* [SET PROBLEM] The listing beneath should be written out in full, exactly as shown.

>> Begin DATA PROVIDED

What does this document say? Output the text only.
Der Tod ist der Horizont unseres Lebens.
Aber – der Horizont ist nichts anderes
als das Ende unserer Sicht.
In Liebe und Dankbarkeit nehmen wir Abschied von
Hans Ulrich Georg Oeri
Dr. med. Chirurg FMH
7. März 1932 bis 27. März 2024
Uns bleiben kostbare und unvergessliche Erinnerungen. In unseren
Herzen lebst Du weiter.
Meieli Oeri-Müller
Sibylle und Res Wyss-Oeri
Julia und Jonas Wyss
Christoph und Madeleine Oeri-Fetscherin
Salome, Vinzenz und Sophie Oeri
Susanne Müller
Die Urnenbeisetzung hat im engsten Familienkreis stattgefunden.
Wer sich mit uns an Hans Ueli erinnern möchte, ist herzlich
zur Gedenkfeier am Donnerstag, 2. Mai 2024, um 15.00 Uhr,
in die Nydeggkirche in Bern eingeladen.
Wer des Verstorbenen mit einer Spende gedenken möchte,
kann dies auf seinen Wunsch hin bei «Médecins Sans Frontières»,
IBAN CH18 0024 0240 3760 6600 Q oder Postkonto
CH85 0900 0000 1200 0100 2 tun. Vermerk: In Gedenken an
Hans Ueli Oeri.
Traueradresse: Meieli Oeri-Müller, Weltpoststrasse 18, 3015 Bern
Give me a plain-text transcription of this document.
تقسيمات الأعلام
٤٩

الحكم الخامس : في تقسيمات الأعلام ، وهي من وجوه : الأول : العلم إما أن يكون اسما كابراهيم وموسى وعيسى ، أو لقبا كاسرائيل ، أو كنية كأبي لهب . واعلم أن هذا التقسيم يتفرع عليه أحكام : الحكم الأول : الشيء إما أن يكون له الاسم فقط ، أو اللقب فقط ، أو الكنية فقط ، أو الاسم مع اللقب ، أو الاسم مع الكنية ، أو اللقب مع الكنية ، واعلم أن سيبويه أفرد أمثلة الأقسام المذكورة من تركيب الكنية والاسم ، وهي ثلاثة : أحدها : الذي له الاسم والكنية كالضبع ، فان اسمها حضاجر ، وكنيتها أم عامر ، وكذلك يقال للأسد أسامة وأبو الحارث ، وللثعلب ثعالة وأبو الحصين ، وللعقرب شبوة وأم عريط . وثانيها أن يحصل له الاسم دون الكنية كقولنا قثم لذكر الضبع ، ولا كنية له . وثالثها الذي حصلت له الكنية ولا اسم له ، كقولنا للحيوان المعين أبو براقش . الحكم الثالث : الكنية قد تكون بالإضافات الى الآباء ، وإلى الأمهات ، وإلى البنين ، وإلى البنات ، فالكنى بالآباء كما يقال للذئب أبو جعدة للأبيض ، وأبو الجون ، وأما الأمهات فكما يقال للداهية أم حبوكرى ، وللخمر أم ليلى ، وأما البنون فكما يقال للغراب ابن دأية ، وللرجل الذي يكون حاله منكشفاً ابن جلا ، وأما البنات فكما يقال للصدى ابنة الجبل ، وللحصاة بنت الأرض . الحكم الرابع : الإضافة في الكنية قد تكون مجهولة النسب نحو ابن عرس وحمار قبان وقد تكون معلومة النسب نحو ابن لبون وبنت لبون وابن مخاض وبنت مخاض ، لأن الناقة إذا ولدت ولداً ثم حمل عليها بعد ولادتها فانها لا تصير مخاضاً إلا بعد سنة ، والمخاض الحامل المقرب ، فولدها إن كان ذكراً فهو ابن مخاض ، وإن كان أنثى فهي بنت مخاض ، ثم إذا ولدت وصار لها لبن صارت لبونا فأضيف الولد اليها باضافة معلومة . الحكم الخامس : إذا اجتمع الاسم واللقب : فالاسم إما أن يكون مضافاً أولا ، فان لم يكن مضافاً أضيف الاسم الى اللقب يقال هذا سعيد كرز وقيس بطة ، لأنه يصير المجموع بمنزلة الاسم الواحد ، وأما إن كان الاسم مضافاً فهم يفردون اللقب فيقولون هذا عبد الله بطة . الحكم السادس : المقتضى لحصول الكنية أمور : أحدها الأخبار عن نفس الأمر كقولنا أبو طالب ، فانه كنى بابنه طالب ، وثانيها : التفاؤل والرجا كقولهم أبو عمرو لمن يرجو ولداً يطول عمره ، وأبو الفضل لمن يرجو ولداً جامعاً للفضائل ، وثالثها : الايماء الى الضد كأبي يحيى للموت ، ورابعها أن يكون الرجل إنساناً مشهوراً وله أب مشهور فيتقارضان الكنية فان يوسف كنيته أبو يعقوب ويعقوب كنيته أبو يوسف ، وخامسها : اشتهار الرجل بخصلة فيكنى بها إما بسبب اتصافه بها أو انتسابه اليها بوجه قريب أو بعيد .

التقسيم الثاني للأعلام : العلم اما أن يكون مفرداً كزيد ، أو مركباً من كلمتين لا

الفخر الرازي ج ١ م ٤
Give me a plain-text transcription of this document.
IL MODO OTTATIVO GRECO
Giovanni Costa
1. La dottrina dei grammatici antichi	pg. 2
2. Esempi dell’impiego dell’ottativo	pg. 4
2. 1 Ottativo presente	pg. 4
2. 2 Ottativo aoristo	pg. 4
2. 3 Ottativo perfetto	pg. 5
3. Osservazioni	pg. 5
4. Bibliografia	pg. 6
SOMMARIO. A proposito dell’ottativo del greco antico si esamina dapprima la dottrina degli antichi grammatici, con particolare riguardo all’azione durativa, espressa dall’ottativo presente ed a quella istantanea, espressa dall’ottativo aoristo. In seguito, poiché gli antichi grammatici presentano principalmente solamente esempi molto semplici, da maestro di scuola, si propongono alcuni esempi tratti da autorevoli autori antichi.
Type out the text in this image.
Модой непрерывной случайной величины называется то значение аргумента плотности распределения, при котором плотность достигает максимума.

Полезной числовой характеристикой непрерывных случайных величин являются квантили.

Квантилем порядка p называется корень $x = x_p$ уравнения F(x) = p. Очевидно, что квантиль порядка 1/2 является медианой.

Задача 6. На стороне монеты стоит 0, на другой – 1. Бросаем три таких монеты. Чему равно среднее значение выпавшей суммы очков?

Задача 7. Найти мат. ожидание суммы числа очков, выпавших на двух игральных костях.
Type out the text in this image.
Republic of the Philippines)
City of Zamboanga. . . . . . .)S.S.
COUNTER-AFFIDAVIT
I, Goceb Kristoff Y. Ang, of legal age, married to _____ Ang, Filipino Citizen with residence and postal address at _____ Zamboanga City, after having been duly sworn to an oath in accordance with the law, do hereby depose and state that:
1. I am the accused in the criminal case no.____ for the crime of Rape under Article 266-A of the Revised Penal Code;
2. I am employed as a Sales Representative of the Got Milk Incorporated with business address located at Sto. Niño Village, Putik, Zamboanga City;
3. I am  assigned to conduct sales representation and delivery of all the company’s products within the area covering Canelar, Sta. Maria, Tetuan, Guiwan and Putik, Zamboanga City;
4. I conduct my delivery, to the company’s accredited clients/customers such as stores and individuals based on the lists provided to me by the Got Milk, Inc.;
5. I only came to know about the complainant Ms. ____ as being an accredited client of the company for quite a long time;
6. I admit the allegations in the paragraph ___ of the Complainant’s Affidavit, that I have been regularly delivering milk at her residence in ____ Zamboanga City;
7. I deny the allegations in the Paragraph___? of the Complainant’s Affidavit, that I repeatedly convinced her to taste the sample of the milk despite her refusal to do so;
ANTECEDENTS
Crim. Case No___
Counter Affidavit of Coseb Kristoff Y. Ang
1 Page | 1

>> End DATA PROVIDED

* [SOLUTION TO THE PROBLEM]
What does this document say? Output the text only.
Der Tod ist der Horizont unseres Lebens.
Aber – der Horizont ist nichts anderes
als das Ende unserer Sicht.
In Liebe und Dankbarkeit nehmen wir Abschied von
Hans Ulrich Georg Oeri
Dr. med. Chirurg FMH
7. März 1932 bis 27. März 2024
Uns bleiben kostbare und unvergessliche Erinnerungen. In unseren
Herzen lebst Du weiter.
Meieli Oeri-Müller
Sibylle und Res Wyss-Oeri
Julia und Jonas Wyss
Christoph und Madeleine Oeri-Fetscherin
Salome, Vinzenz und Sophie Oeri
Susanne Müller
Die Urnenbeisetzung hat im engsten Familienkreis stattgefunden.
Wer sich mit uns an Hans Ueli erinnern möchte, ist herzlich
zur Gedenkfeier am Donnerstag, 2. Mai 2024, um 15.00 Uhr,
in die Nydeggkirche in Bern eingeladen.
Wer des Verstorbenen mit einer Spende gedenken möchte,
kann dies auf seinen Wunsch hin bei «Médecins Sans Frontières»,
IBAN CH18 0024 0240 3760 6600 Q oder Postkonto
CH85 0900 0000 1200 0100 2 tun. Vermerk: In Gedenken an
Hans Ueli Oeri.
Traueradresse: Meieli Oeri-Müller, Weltpoststrasse 18, 3015 Bern
Give me a plain-text transcription of this document.
تقسيمات الأعلام
٤٩

الحكم الخامس : في تقسيمات الأعلام ، وهي من وجوه : الأول : العلم إما أن يكون اسما كابراهيم وموسى وعيسى ، أو لقبا كاسرائيل ، أو كنية كأبي لهب . واعلم أن هذا التقسيم يتفرع عليه أحكام : الحكم الأول : الشيء إما أن يكون له الاسم فقط ، أو اللقب فقط ، أو الكنية فقط ، أو الاسم مع اللقب ، أو الاسم مع الكنية ، أو اللقب مع الكنية ، واعلم أن سيبويه أفرد أمثلة الأقسام المذكورة من تركيب الكنية والاسم ، وهي ثلاثة : أحدها : الذي له الاسم والكنية كالضبع ، فان اسمها حضاجر ، وكنيتها أم عامر ، وكذلك يقال للأسد أسامة وأبو الحارث ، وللثعلب ثعالة وأبو الحصين ، وللعقرب شبوة وأم عريط . وثانيها أن يحصل له الاسم دون الكنية كقولنا قثم لذكر الضبع ، ولا كنية له . وثالثها الذي حصلت له الكنية ولا اسم له ، كقولنا للحيوان المعين أبو براقش . الحكم الثالث : الكنية قد تكون بالإضافات الى الآباء ، وإلى الأمهات ، وإلى البنين ، وإلى البنات ، فالكنى بالآباء كما يقال للذئب أبو جعدة للأبيض ، وأبو الجون ، وأما الأمهات فكما يقال للداهية أم حبوكرى ، وللخمر أم ليلى ، وأما البنون فكما يقال للغراب ابن دأية ، وللرجل الذي يكون حاله منكشفاً ابن جلا ، وأما البنات فكما يقال للصدى ابنة الجبل ، وللحصاة بنت الأرض . الحكم الرابع : الإضافة في الكنية قد تكون مجهولة النسب نحو ابن عرس وحمار قبان وقد تكون معلومة النسب نحو ابن لبون وبنت لبون وابن مخاض وبنت مخاض ، لأن الناقة إذا ولدت ولداً ثم حمل عليها بعد ولادتها فانها لا تصير مخاضاً إلا بعد سنة ، والمخاض الحامل المقرب ، فولدها إن كان ذكراً فهو ابن مخاض ، وإن كان أنثى فهي بنت مخاض ، ثم إذا ولدت وصار لها لبن صارت لبونا فأضيف الولد اليها باضافة معلومة . الحكم الخامس : إذا اجتمع الاسم واللقب : فالاسم إما أن يكون مضافاً أولا ، فان لم يكن مضافاً أضيف الاسم الى اللقب يقال هذا سعيد كرز وقيس بطة ، لأنه يصير المجموع بمنزلة الاسم الواحد ، وأما إن كان الاسم مضافاً فهم يفردون اللقب فيقولون هذا عبد الله بطة . الحكم السادس : المقتضى لحصول الكنية أمور : أحدها الأخبار عن نفس الأمر كقولنا أبو طالب ، فانه كنى بابنه طالب ، وثانيها : التفاؤل والرجا كقولهم أبو عمرو لمن يرجو ولداً يطول عمره ، وأبو الفضل لمن يرجو ولداً جامعاً للفضائل ، وثالثها : الايماء الى الضد كأبي يحيى للموت ، ورابعها أن يكون الرجل إنساناً مشهوراً وله أب مشهور فيتقارضان الكنية فان يوسف كنيته أبو يعقوب ويعقوب كنيته أبو يوسف ، وخامسها : اشتهار الرجل بخصلة فيكنى بها إما بسبب اتصافه بها أو انتسابه اليها بوجه قريب أو بعيد .

التقسيم الثاني للأعلام : العلم اما أن يكون مفرداً كزيد ، أو مركباً من كلمتين لا

الفخر الرازي ج ١ م ٤
Give me a plain-text transcription of this document.
IL MODO OTTATIVO GRECO
Giovanni Costa
1. La dottrina dei grammatici antichi	pg. 2
2. Esempi dell’impiego dell’ottativo	pg. 4
2. 1 Ottativo presente	pg. 4
2. 2 Ottativo aoristo	pg. 4
2. 3 Ottativo perfetto	pg. 5
3. Osservazioni	pg. 5
4. Bibliografia	pg. 6
SOMMARIO. A proposito dell’ottativo del greco antico si esamina dapprima la dottrina degli antichi grammatici, con particolare riguardo all’azione durativa, espressa dall’ottativo presente ed a quella istantanea, espressa dall’ottativo aoristo. In seguito, poiché gli antichi grammatici presentano principalmente solamente esempi molto semplici, da maestro di scuola, si propongono alcuni esempi tratti da autorevoli autori antichi.
Type out the text in this image.
Модой непрерывной случайной величины называется то значение аргумента плотности распределения, при котором плотность достигает максимума.

Полезной числовой характеристикой непрерывных случайных величин являются квантили.

Квантилем порядка p называется корень $x = x_p$ уравнения F(x) = p. Очевидно, что квантиль порядка 1/2 является медианой.

Задача 6. На стороне монеты стоит 0, на другой – 1. Бросаем три таких монеты. Чему равно среднее значение выпавшей суммы очков?

Задача 7. Найти мат. ожидание суммы числа очков, выпавших на двух игральных костях.
Type out the text in this image.
Republic of the Philippines)
City of Zamboanga. . . . . . .)S.S.
COUNTER-AFFIDAVIT
I, Goceb Kristoff Y. Ang, of legal age, married to _____ Ang, Filipino Citizen with residence and postal address at _____ Zamboanga City, after having been duly sworn to an oath in accordance with the law, do hereby depose and state that:
1. I am the accused in the criminal case no.____ for the crime of Rape under Article 266-A of the Revised Penal Code;
2. I am employed as a Sales Representative of the Got Milk Incorporated with business address located at Sto. Niño Village, Putik, Zamboanga City;
3. I am  assigned to conduct sales representation and delivery of all the company’s products within the area covering Canelar, Sta. Maria, Tetuan, Guiwan and Putik, Zamboanga City;
4. I conduct my delivery, to the company’s accredited clients/customers such as stores and individuals based on the lists provided to me by the Got Milk, Inc.;
5. I only came to know about the complainant Ms. ____ as being an accredited client of the company for quite a long time;
6. I admit the allegations in the paragraph ___ of the Complainant’s Affidavit, that I have been regularly delivering milk at her residence in ____ Zamboanga City;
7. I deny the allegations in the Paragraph___? of the Complainant’s Affidavit, that I repeatedly convinced her to taste the sample of the milk despite her refusal to do so;
ANTECEDENTS
Crim. Case No___
Counter Affidavit of Coseb Kristoff Y. Ang
1 Page | 1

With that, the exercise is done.